··· Entries provided ···
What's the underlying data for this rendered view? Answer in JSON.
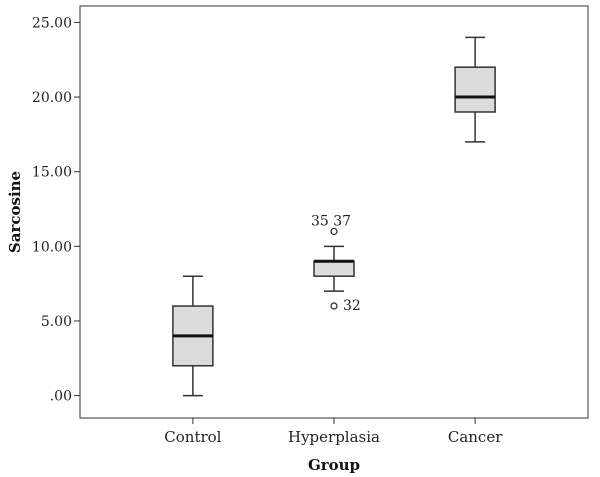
{
  "chart_data": {
    "type": "boxplot",
    "title": "",
    "xlabel": "Group",
    "ylabel": "Sarcosine",
    "ylim": [
      -1.5,
      26.1
    ],
    "y_ticks": [
      0,
      5,
      10,
      15,
      20,
      25
    ],
    "y_tick_labels": [
      ".00",
      "5.00",
      "10.00",
      "15.00",
      "20.00",
      "25.00"
    ],
    "grid": false,
    "categories": [
      "Control",
      "Hyperplasia",
      "Cancer"
    ],
    "boxes": [
      {
        "category": "Control",
        "min": 0,
        "q1": 2,
        "median": 4,
        "q3": 6,
        "max": 8,
        "outliers": []
      },
      {
        "category": "Hyperplasia",
        "min": 7,
        "q1": 8,
        "median": 9,
        "q3": 9,
        "max": 10,
        "outliers": [
          {
            "value": 11,
            "label": "35 37"
          },
          {
            "value": 6,
            "label": "32"
          }
        ]
      },
      {
        "category": "Cancer",
        "min": 17,
        "q1": 19,
        "median": 20,
        "q3": 22,
        "max": 24,
        "outliers": []
      }
    ],
    "colors": {
      "box_fill": "#dcdcdc",
      "stroke": "#333333",
      "background": "#ffffff"
    }
  }
}
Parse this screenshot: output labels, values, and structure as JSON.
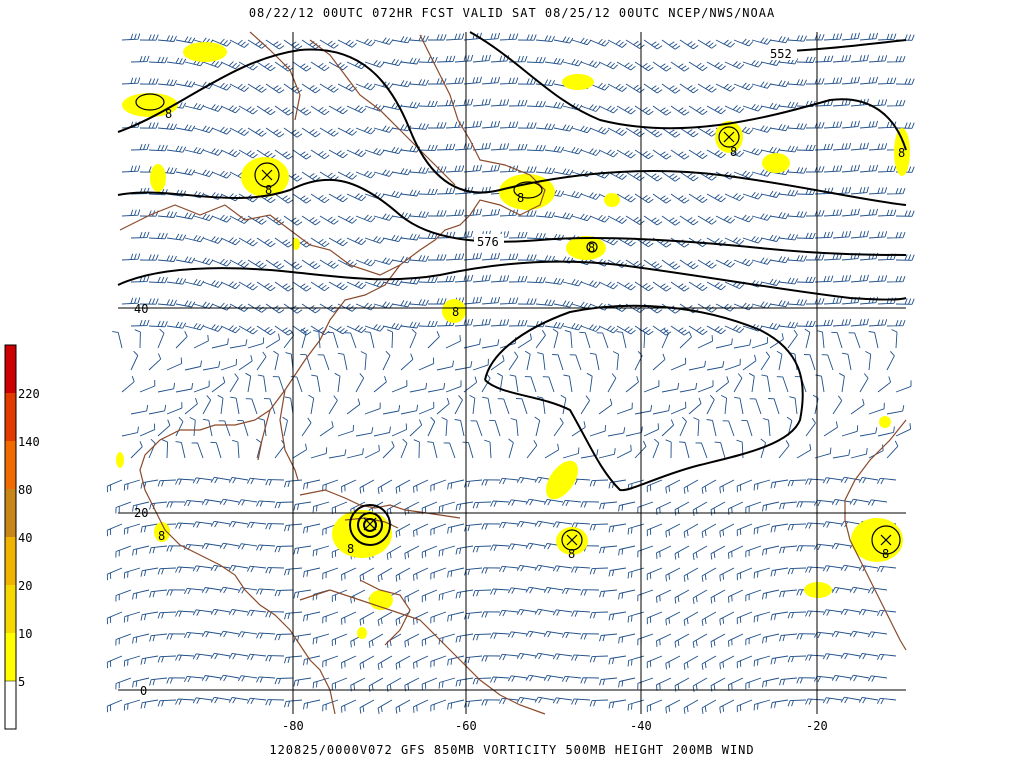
{
  "header": {
    "title": "08/22/12  00UTC   072HR  FCST VALID SAT 08/25/12 00UTC  NCEP/NWS/NOAA"
  },
  "footer": {
    "title": "120825/0000V072 GFS  850MB VORTICITY 500MB HEIGHT 200MB WIND"
  },
  "map": {
    "longitude_labels": [
      "-80",
      "-60",
      "-40",
      "-20"
    ],
    "latitude_labels": [
      "40",
      "20",
      "0"
    ],
    "height_contour_labels": [
      "552",
      "576"
    ],
    "vorticity_center_label": "8",
    "colors": {
      "coast": "#8b4a2b",
      "barbs": "#1f4f8a",
      "vort": "#ffff00",
      "contour": "#000000"
    }
  },
  "color_scale": {
    "labels": [
      "220",
      "140",
      "80",
      "40",
      "20",
      "10",
      "5"
    ],
    "colors": [
      "#cc0000",
      "#e23b00",
      "#f06a00",
      "#c8861a",
      "#f0b400",
      "#f4d800",
      "#ffff00",
      "#ffff30",
      "#ffffff"
    ]
  }
}
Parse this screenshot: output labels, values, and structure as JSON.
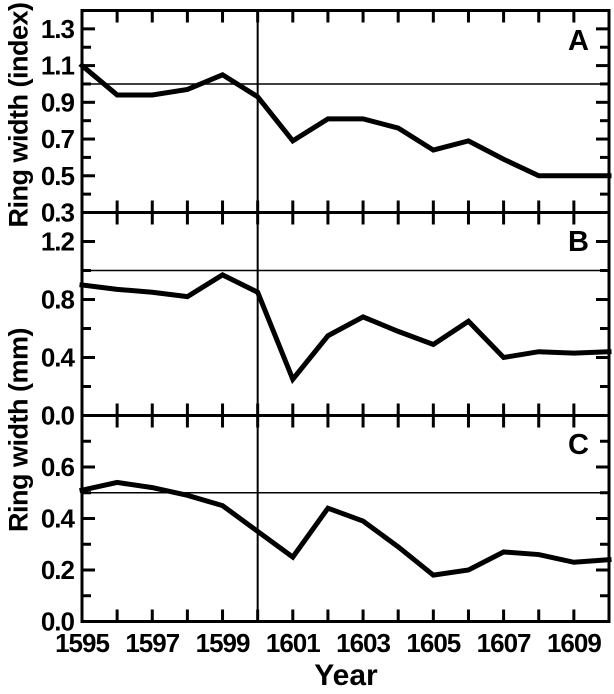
{
  "figure": {
    "background_color": "#ffffff",
    "line_color": "#000000"
  },
  "x_axis": {
    "label": "Year",
    "xlim": [
      1595,
      1610
    ],
    "tick_years": [
      1595,
      1596,
      1597,
      1598,
      1599,
      1600,
      1601,
      1602,
      1603,
      1604,
      1605,
      1606,
      1607,
      1608,
      1609,
      1610
    ],
    "labeled_ticks": [
      1595,
      1597,
      1599,
      1601,
      1603,
      1605,
      1607,
      1609
    ]
  },
  "y_axis_labels": [
    {
      "text": "Ring width (index)",
      "applies_to": "panel A"
    },
    {
      "text": "Ring width (mm)",
      "applies_to": "panels B and C"
    }
  ],
  "chart_data": [
    {
      "type": "line",
      "panel_label": "A",
      "y_unit": "index",
      "x": [
        1595,
        1596,
        1597,
        1598,
        1599,
        1600,
        1601,
        1602,
        1603,
        1604,
        1605,
        1606,
        1607,
        1608,
        1609,
        1610
      ],
      "values": [
        1.1,
        0.94,
        0.94,
        0.97,
        1.05,
        0.93,
        0.69,
        0.81,
        0.81,
        0.76,
        0.64,
        0.69,
        0.59,
        0.5,
        0.5,
        0.5
      ],
      "ylim": [
        0.3,
        1.4
      ],
      "yticks_labeled": [
        1.3,
        1.1,
        0.9,
        0.7,
        0.5,
        0.3
      ],
      "yticks_minor": [
        0.4,
        0.6,
        0.8,
        1.0,
        1.2
      ],
      "reference_hline": 1.0,
      "reference_vline": 1600,
      "grid": false,
      "legend": false
    },
    {
      "type": "line",
      "panel_label": "B",
      "y_unit": "mm",
      "x": [
        1595,
        1596,
        1597,
        1598,
        1599,
        1600,
        1601,
        1602,
        1603,
        1604,
        1605,
        1606,
        1607,
        1608,
        1609,
        1610
      ],
      "values": [
        0.9,
        0.87,
        0.85,
        0.82,
        0.97,
        0.85,
        0.25,
        0.55,
        0.68,
        0.58,
        0.49,
        0.65,
        0.4,
        0.44,
        0.43,
        0.44
      ],
      "ylim": [
        0.0,
        1.4
      ],
      "yticks_labeled": [
        1.2,
        0.8,
        0.4,
        0.0
      ],
      "yticks_minor": [
        0.2,
        0.6,
        1.0
      ],
      "reference_hline": 1.0,
      "reference_vline": 1600,
      "grid": false,
      "legend": false
    },
    {
      "type": "line",
      "panel_label": "C",
      "y_unit": "mm",
      "x": [
        1595,
        1596,
        1597,
        1598,
        1599,
        1600,
        1601,
        1602,
        1603,
        1604,
        1605,
        1606,
        1607,
        1608,
        1609,
        1610
      ],
      "values": [
        0.51,
        0.54,
        0.52,
        0.49,
        0.45,
        0.35,
        0.25,
        0.44,
        0.39,
        0.29,
        0.18,
        0.2,
        0.27,
        0.26,
        0.23,
        0.24
      ],
      "ylim": [
        0.0,
        0.8
      ],
      "yticks_labeled": [
        0.6,
        0.4,
        0.2,
        0.0
      ],
      "yticks_minor": [
        0.1,
        0.3,
        0.5,
        0.7
      ],
      "reference_hline": 0.5,
      "reference_vline": 1600,
      "grid": false,
      "legend": false
    }
  ]
}
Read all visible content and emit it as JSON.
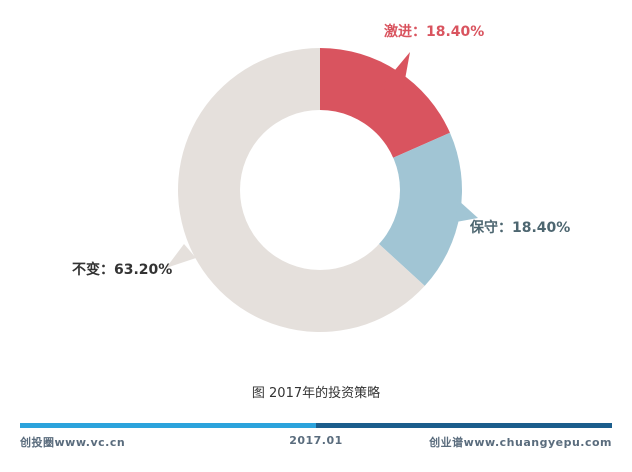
{
  "chart_data": {
    "type": "pie",
    "variant": "donut",
    "slices": [
      {
        "name": "激进",
        "value": 18.4,
        "label": "激进：18.40%",
        "color": "#d9545f"
      },
      {
        "name": "保守",
        "value": 18.4,
        "label": "保守：18.40%",
        "color": "#a1c5d4"
      },
      {
        "name": "不变",
        "value": 63.2,
        "label": "不变：63.20%",
        "color": "#e5e0dc"
      }
    ],
    "caption": "图 2017年的投资策略",
    "label_colors": {
      "激进": "#d9545f",
      "保守": "#4d6670",
      "不变": "#333333"
    }
  },
  "footer": {
    "left": "创投圈www.vc.cn",
    "center": "2017.01",
    "right": "创业谱www.chuangyepu.com",
    "bar_light_color": "#2ca3dc",
    "bar_dark_color": "#1b5d8c"
  }
}
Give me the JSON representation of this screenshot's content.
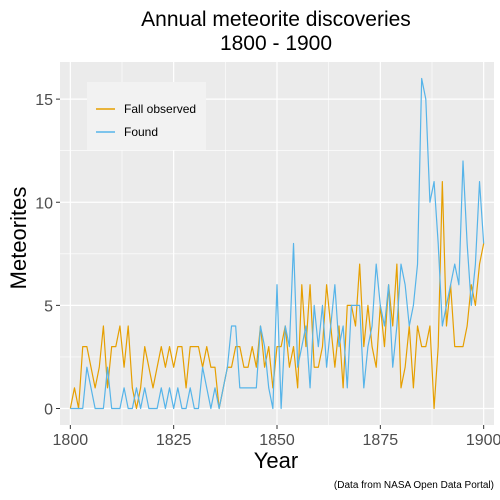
{
  "chart_data": {
    "type": "line",
    "title": [
      "Annual meteorite discoveries",
      "1800 - 1900"
    ],
    "xlabel": "Year",
    "ylabel": "Meteorites",
    "caption": "(Data from NASA Open Data Portal)",
    "xlim": [
      1797.5,
      1902.5
    ],
    "ylim": [
      -0.8,
      16.8
    ],
    "xticks": [
      1800,
      1825,
      1850,
      1875,
      1900
    ],
    "yticks": [
      0,
      5,
      10,
      15
    ],
    "grid": true,
    "legend_position": "top-left",
    "x": [
      1800,
      1801,
      1802,
      1803,
      1804,
      1805,
      1806,
      1807,
      1808,
      1809,
      1810,
      1811,
      1812,
      1813,
      1814,
      1815,
      1816,
      1817,
      1818,
      1819,
      1820,
      1821,
      1822,
      1823,
      1824,
      1825,
      1826,
      1827,
      1828,
      1829,
      1830,
      1831,
      1832,
      1833,
      1834,
      1835,
      1836,
      1837,
      1838,
      1839,
      1840,
      1841,
      1842,
      1843,
      1844,
      1845,
      1846,
      1847,
      1848,
      1849,
      1850,
      1851,
      1852,
      1853,
      1854,
      1855,
      1856,
      1857,
      1858,
      1859,
      1860,
      1861,
      1862,
      1863,
      1864,
      1865,
      1866,
      1867,
      1868,
      1869,
      1870,
      1871,
      1872,
      1873,
      1874,
      1875,
      1876,
      1877,
      1878,
      1879,
      1880,
      1881,
      1882,
      1883,
      1884,
      1885,
      1886,
      1887,
      1888,
      1889,
      1890,
      1891,
      1892,
      1893,
      1894,
      1895,
      1896,
      1897,
      1898,
      1899,
      1900
    ],
    "series": [
      {
        "name": "Fall observed",
        "color": "#E69F00",
        "values": [
          0,
          1,
          0,
          3,
          3,
          2,
          1,
          2,
          4,
          1,
          3,
          3,
          4,
          2,
          4,
          1,
          0,
          1,
          3,
          2,
          1,
          2,
          3,
          2,
          3,
          2,
          3,
          3,
          1,
          3,
          3,
          3,
          2,
          3,
          2,
          2,
          0,
          1,
          2,
          2,
          3,
          3,
          2,
          2,
          3,
          2,
          4,
          2,
          3,
          1,
          3,
          3,
          4,
          2,
          3,
          1,
          6,
          3,
          6,
          2,
          2,
          3,
          6,
          4,
          2,
          4,
          1,
          5,
          5,
          4,
          7,
          3,
          5,
          3,
          2,
          5,
          3,
          6,
          4,
          7,
          1,
          2,
          4,
          1,
          4,
          3,
          3,
          4,
          0,
          3,
          11,
          4,
          6,
          3,
          3,
          3,
          4,
          6,
          5,
          7,
          8
        ]
      },
      {
        "name": "Found",
        "color": "#56B4E9",
        "values": [
          0,
          0,
          0,
          0,
          2,
          1,
          0,
          0,
          0,
          2,
          0,
          0,
          0,
          1,
          0,
          0,
          1,
          0,
          1,
          0,
          0,
          0,
          1,
          0,
          1,
          0,
          1,
          0,
          0,
          1,
          0,
          0,
          2,
          1,
          0,
          1,
          0,
          1,
          2,
          4,
          4,
          1,
          1,
          1,
          1,
          1,
          4,
          3,
          1,
          0,
          6,
          0,
          4,
          3,
          8,
          2,
          3,
          4,
          1,
          5,
          3,
          5,
          2,
          4,
          6,
          3,
          4,
          1,
          5,
          5,
          5,
          1,
          3,
          4,
          7,
          5,
          4,
          6,
          2,
          4,
          7,
          6,
          4,
          5,
          7,
          16,
          15,
          10,
          11,
          8,
          4,
          5,
          6,
          7,
          6,
          12,
          8,
          5,
          7,
          11,
          8
        ]
      }
    ]
  }
}
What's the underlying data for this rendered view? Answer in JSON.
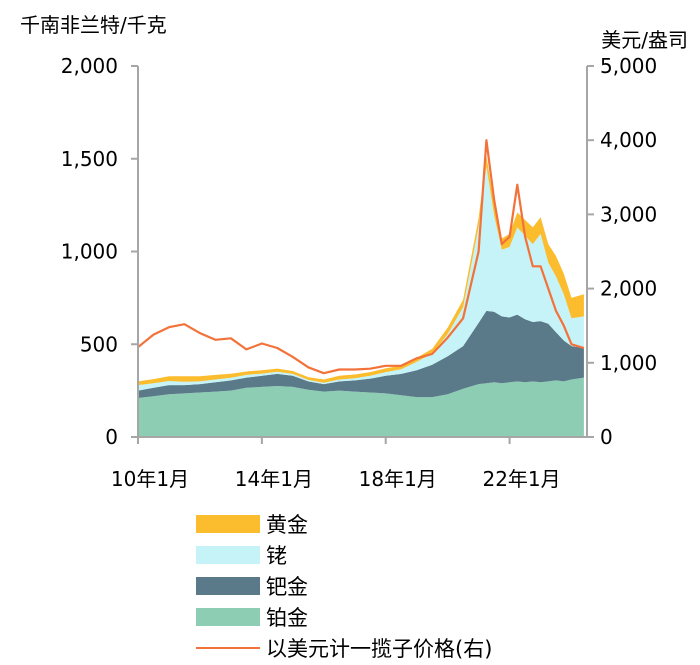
{
  "chart_data": {
    "type": "area",
    "y_left_unit": "千南非兰特/千克",
    "y_right_unit": "美元/盎司",
    "x_tick_labels": [
      "10年1月",
      "14年1月",
      "18年1月",
      "22年1月"
    ],
    "x_ticks": [
      2010,
      2014,
      2018,
      2022
    ],
    "x_range": [
      2010,
      2024.5
    ],
    "y_left_range": [
      0,
      2000
    ],
    "y_left_ticks": [
      0,
      500,
      1000,
      1500,
      2000
    ],
    "y_left_tick_labels": [
      "0",
      "500",
      "1,000",
      "1,500",
      "2,000"
    ],
    "y_right_range": [
      0,
      5000
    ],
    "y_right_ticks": [
      0,
      1000,
      2000,
      3000,
      4000,
      5000
    ],
    "y_right_tick_labels": [
      "0",
      "1,000",
      "2,000",
      "3,000",
      "4,000",
      "5,000"
    ],
    "x": [
      2010.0,
      2010.5,
      2011.0,
      2011.5,
      2012.0,
      2012.5,
      2013.0,
      2013.5,
      2014.0,
      2014.5,
      2015.0,
      2015.5,
      2016.0,
      2016.5,
      2017.0,
      2017.5,
      2018.0,
      2018.5,
      2019.0,
      2019.5,
      2020.0,
      2020.5,
      2021.0,
      2021.25,
      2021.5,
      2021.75,
      2022.0,
      2022.25,
      2022.5,
      2022.75,
      2023.0,
      2023.25,
      2023.5,
      2023.75,
      2024.0,
      2024.4
    ],
    "series": [
      {
        "name": "铂金",
        "color": "#8dcdb4",
        "values": [
          210,
          220,
          230,
          235,
          240,
          245,
          250,
          265,
          270,
          275,
          270,
          255,
          245,
          250,
          245,
          240,
          235,
          225,
          215,
          215,
          230,
          260,
          285,
          290,
          295,
          290,
          295,
          300,
          295,
          300,
          295,
          300,
          305,
          300,
          310,
          320
        ]
      },
      {
        "name": "钯金",
        "color": "#5a7a8a",
        "values": [
          40,
          45,
          50,
          45,
          45,
          50,
          55,
          55,
          60,
          65,
          60,
          45,
          40,
          50,
          60,
          75,
          95,
          115,
          145,
          175,
          205,
          230,
          330,
          390,
          380,
          360,
          350,
          360,
          340,
          320,
          330,
          310,
          260,
          220,
          180,
          160
        ]
      },
      {
        "name": "铑",
        "color": "#c5f3f7",
        "values": [
          30,
          25,
          22,
          18,
          15,
          15,
          14,
          15,
          12,
          12,
          10,
          8,
          7,
          10,
          12,
          15,
          20,
          25,
          45,
          60,
          120,
          210,
          520,
          780,
          520,
          360,
          380,
          470,
          450,
          420,
          470,
          330,
          300,
          250,
          150,
          170
        ]
      },
      {
        "name": "黄金",
        "color": "#fbbc2d",
        "values": [
          20,
          22,
          25,
          30,
          28,
          25,
          22,
          18,
          18,
          17,
          16,
          15,
          18,
          20,
          20,
          20,
          20,
          20,
          22,
          25,
          35,
          40,
          45,
          55,
          60,
          60,
          70,
          80,
          85,
          90,
          90,
          100,
          110,
          110,
          110,
          120
        ]
      },
      {
        "name": "以美元计一揽子价格(右)",
        "color": "#f2723a",
        "axis": "right",
        "values": [
          1210,
          1380,
          1480,
          1520,
          1400,
          1310,
          1330,
          1180,
          1260,
          1200,
          1080,
          940,
          860,
          910,
          910,
          920,
          960,
          960,
          1060,
          1120,
          1340,
          1600,
          2500,
          4000,
          3200,
          2600,
          2700,
          3400,
          2700,
          2300,
          2300,
          2000,
          1700,
          1500,
          1250,
          1200
        ]
      }
    ]
  },
  "legend": {
    "items": [
      {
        "label": "黄金",
        "kind": "area",
        "color": "#fbbc2d"
      },
      {
        "label": "铑",
        "kind": "area",
        "color": "#c5f3f7"
      },
      {
        "label": "钯金",
        "kind": "area",
        "color": "#5a7a8a"
      },
      {
        "label": "铂金",
        "kind": "area",
        "color": "#8dcdb4"
      },
      {
        "label": "以美元计一揽子价格(右)",
        "kind": "line",
        "color": "#f2723a"
      }
    ]
  }
}
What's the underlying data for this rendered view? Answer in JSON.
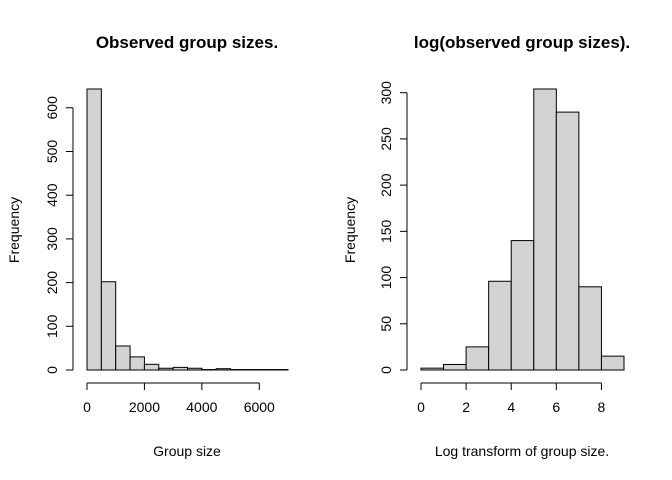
···
Problem requirements:
Copy every line in the listing above where the string "text" turns up.

Solution:
      "text": "Ring width (index)",
      "text": "Ring width (mm)",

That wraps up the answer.